■ Data in this exercise ■
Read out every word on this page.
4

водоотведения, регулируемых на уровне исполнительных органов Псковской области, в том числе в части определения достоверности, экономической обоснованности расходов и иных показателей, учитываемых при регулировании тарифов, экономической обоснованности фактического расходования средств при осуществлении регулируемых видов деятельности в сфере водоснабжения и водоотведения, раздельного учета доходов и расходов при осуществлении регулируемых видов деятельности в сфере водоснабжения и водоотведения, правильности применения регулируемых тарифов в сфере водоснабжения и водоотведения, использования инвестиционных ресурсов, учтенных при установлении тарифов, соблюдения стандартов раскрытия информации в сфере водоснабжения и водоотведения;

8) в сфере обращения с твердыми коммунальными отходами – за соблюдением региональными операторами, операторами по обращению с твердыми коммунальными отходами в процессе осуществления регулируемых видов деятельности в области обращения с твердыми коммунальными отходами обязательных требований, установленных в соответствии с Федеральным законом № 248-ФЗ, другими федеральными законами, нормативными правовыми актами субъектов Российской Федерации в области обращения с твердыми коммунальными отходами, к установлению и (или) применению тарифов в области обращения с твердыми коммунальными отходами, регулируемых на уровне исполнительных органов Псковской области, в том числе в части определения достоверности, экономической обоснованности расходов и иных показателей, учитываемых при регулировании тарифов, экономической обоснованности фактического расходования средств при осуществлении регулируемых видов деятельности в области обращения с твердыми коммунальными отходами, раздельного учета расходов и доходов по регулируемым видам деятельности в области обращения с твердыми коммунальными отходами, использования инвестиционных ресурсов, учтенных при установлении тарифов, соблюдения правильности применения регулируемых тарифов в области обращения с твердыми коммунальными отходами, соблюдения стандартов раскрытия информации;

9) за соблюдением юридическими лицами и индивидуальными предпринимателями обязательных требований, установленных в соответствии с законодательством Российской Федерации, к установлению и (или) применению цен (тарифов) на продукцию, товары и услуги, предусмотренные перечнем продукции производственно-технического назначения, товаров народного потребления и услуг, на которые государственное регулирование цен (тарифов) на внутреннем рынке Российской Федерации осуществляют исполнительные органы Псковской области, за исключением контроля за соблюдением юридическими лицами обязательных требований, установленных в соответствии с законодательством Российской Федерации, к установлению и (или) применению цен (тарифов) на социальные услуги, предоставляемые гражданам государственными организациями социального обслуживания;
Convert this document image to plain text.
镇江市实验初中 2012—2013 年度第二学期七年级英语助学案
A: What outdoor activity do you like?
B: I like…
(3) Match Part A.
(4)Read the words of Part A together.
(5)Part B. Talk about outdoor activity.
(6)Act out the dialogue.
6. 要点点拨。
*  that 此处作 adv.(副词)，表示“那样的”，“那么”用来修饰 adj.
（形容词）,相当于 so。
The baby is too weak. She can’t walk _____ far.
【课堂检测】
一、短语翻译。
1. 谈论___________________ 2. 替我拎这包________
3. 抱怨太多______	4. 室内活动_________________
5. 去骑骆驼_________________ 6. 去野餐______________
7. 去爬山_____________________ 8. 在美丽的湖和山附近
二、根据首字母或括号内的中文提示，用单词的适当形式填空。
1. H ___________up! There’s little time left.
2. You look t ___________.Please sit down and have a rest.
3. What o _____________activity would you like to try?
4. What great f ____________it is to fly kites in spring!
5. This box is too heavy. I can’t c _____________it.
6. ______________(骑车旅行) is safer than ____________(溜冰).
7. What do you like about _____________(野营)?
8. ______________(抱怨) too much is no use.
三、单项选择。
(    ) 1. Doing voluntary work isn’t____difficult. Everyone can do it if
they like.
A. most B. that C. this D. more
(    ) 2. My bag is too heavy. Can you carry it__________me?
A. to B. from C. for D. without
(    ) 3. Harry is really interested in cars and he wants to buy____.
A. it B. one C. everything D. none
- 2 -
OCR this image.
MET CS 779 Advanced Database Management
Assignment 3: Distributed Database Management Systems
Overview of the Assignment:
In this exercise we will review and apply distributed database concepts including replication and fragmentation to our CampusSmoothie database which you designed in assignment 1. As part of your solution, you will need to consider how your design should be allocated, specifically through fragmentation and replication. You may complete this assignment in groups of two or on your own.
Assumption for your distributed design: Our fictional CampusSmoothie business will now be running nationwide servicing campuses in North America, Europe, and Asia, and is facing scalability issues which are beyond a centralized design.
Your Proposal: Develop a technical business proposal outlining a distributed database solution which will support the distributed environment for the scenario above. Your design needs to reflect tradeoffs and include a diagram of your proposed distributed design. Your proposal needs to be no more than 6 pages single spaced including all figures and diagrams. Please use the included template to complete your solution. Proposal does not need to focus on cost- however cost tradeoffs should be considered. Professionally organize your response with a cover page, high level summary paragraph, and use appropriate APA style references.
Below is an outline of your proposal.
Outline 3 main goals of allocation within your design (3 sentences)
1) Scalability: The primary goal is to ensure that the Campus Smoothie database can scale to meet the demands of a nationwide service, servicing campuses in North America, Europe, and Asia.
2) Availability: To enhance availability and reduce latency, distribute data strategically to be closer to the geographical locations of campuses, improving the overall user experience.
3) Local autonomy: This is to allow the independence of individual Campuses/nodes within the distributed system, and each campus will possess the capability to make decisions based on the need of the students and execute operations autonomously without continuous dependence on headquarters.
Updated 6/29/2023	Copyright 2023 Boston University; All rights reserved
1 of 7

■ Given task ■
Write out every line from the entries where "about" appears.

■ Reply to the task ■
(5)Part B. Talk about outdoor activity.
7. What do you like about _____________(野营)?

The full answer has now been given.